Stored records

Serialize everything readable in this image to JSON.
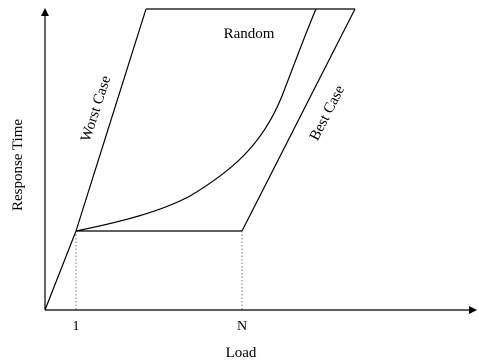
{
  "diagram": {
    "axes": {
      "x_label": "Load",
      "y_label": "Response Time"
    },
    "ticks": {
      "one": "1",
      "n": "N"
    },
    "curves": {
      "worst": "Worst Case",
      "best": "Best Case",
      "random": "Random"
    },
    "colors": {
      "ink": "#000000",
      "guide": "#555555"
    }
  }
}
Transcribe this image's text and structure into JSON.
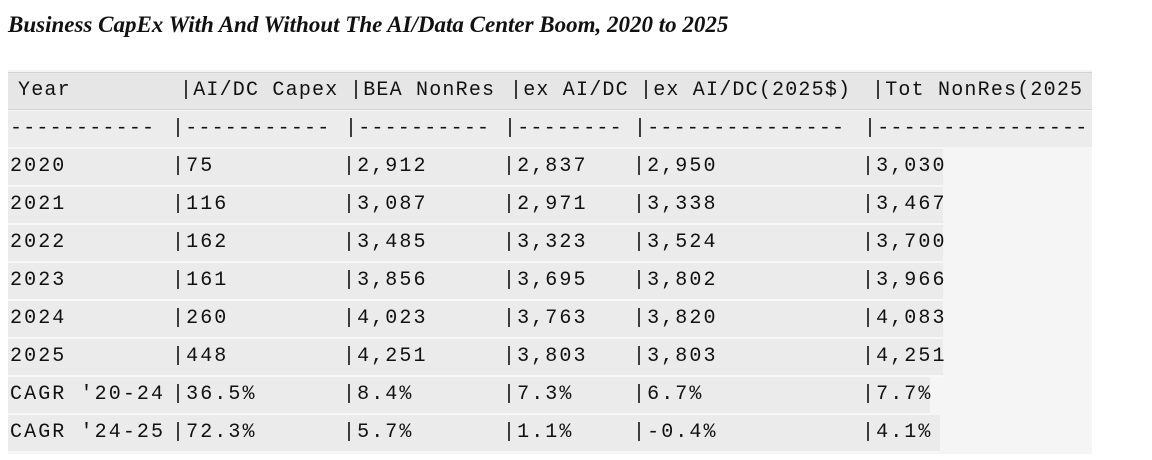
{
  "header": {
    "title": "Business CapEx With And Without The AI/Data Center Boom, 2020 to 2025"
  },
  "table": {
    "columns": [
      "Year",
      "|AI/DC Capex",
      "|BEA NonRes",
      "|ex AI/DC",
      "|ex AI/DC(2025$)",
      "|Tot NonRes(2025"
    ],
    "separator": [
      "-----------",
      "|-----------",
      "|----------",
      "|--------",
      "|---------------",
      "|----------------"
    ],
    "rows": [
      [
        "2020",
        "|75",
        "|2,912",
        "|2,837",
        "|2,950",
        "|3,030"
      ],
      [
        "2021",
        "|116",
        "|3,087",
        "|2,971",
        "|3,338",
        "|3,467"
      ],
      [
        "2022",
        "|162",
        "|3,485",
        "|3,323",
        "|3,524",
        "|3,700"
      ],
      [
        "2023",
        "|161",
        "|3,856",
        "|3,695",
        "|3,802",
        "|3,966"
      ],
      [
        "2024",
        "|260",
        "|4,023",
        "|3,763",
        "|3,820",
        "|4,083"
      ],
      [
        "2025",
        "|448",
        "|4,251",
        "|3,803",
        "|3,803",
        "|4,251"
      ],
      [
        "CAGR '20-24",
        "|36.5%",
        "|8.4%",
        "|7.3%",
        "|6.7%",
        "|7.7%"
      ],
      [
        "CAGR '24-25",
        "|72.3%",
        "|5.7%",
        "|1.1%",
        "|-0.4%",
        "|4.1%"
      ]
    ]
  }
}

■ **What the task requires**
Repeat the material above in full and exactly, omitting the pictures.

■ **Worked answer**
Serialize everything readable in this image to JSON.
{
  "diagram": {
    "axes": {
      "x_label": "Load",
      "y_label": "Response Time"
    },
    "ticks": {
      "one": "1",
      "n": "N"
    },
    "curves": {
      "worst": "Worst Case",
      "best": "Best Case",
      "random": "Random"
    },
    "colors": {
      "ink": "#000000",
      "guide": "#555555"
    }
  }
}
Transcribe this image's text and structure into JSON.
{
  "header": {
    "title": "Business CapEx With And Without The AI/Data Center Boom, 2020 to 2025"
  },
  "table": {
    "columns": [
      "Year",
      "|AI/DC Capex",
      "|BEA NonRes",
      "|ex AI/DC",
      "|ex AI/DC(2025$)",
      "|Tot NonRes(2025"
    ],
    "separator": [
      "-----------",
      "|-----------",
      "|----------",
      "|--------",
      "|---------------",
      "|----------------"
    ],
    "rows": [
      [
        "2020",
        "|75",
        "|2,912",
        "|2,837",
        "|2,950",
        "|3,030"
      ],
      [
        "2021",
        "|116",
        "|3,087",
        "|2,971",
        "|3,338",
        "|3,467"
      ],
      [
        "2022",
        "|162",
        "|3,485",
        "|3,323",
        "|3,524",
        "|3,700"
      ],
      [
        "2023",
        "|161",
        "|3,856",
        "|3,695",
        "|3,802",
        "|3,966"
      ],
      [
        "2024",
        "|260",
        "|4,023",
        "|3,763",
        "|3,820",
        "|4,083"
      ],
      [
        "2025",
        "|448",
        "|4,251",
        "|3,803",
        "|3,803",
        "|4,251"
      ],
      [
        "CAGR '20-24",
        "|36.5%",
        "|8.4%",
        "|7.3%",
        "|6.7%",
        "|7.7%"
      ],
      [
        "CAGR '24-25",
        "|72.3%",
        "|5.7%",
        "|1.1%",
        "|-0.4%",
        "|4.1%"
      ]
    ]
  }
}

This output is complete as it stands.